For the entries below, how many lines include the word "Запретить"? Give the figure and nothing more.
+ + + +
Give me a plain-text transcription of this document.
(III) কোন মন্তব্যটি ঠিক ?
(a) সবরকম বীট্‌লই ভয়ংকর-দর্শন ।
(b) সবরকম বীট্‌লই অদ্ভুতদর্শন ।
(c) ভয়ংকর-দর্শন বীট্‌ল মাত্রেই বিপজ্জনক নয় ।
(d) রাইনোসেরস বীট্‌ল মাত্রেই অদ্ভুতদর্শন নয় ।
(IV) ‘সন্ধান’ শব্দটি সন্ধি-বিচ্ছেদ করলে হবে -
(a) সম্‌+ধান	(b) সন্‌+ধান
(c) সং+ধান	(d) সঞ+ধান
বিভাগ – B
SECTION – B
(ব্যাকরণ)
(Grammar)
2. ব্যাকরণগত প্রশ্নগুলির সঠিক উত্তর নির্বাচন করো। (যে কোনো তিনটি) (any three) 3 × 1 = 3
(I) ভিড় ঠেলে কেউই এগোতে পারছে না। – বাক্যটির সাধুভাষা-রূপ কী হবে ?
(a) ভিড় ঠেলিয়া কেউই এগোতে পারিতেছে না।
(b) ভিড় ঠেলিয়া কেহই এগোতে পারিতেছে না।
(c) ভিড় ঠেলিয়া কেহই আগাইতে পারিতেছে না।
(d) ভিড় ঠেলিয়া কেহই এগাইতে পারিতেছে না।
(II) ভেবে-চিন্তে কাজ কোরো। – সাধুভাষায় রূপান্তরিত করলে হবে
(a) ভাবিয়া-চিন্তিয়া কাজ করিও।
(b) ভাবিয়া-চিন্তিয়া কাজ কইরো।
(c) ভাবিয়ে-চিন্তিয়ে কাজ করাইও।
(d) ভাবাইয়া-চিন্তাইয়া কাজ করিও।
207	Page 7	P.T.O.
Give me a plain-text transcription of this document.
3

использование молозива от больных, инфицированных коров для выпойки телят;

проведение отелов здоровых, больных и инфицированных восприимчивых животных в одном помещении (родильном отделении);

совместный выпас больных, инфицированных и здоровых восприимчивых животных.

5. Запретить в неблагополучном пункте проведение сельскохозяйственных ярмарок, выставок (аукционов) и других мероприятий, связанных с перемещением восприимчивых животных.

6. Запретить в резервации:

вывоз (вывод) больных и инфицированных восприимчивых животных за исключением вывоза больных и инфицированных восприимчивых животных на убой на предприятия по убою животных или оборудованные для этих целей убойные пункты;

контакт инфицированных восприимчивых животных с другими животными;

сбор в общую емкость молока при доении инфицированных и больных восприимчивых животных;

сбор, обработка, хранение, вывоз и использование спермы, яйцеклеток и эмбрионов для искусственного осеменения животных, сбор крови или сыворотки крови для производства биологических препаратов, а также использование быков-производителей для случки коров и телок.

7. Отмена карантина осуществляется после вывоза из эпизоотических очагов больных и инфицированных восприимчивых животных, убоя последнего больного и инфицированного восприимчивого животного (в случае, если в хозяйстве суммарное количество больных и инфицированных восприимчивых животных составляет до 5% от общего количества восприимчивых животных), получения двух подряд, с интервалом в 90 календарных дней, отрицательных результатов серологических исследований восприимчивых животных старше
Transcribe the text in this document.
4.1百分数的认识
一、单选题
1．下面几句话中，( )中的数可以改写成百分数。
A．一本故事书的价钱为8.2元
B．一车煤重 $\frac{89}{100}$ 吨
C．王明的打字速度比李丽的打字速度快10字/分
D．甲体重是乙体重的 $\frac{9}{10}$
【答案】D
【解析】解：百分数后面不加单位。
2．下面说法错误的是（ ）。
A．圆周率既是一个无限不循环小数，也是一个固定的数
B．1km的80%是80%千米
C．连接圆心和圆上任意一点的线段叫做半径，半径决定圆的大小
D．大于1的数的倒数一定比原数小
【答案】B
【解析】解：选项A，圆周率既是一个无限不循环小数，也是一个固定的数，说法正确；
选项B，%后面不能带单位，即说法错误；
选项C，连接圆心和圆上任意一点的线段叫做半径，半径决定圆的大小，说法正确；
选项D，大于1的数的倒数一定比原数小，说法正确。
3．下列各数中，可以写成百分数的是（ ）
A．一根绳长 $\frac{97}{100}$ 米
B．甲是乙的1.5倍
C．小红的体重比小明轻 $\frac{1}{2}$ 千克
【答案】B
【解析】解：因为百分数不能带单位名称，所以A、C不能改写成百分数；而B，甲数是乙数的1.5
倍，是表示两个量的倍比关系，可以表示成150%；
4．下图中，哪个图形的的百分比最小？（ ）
+ + + +
**EXERCISE RESULT:**
2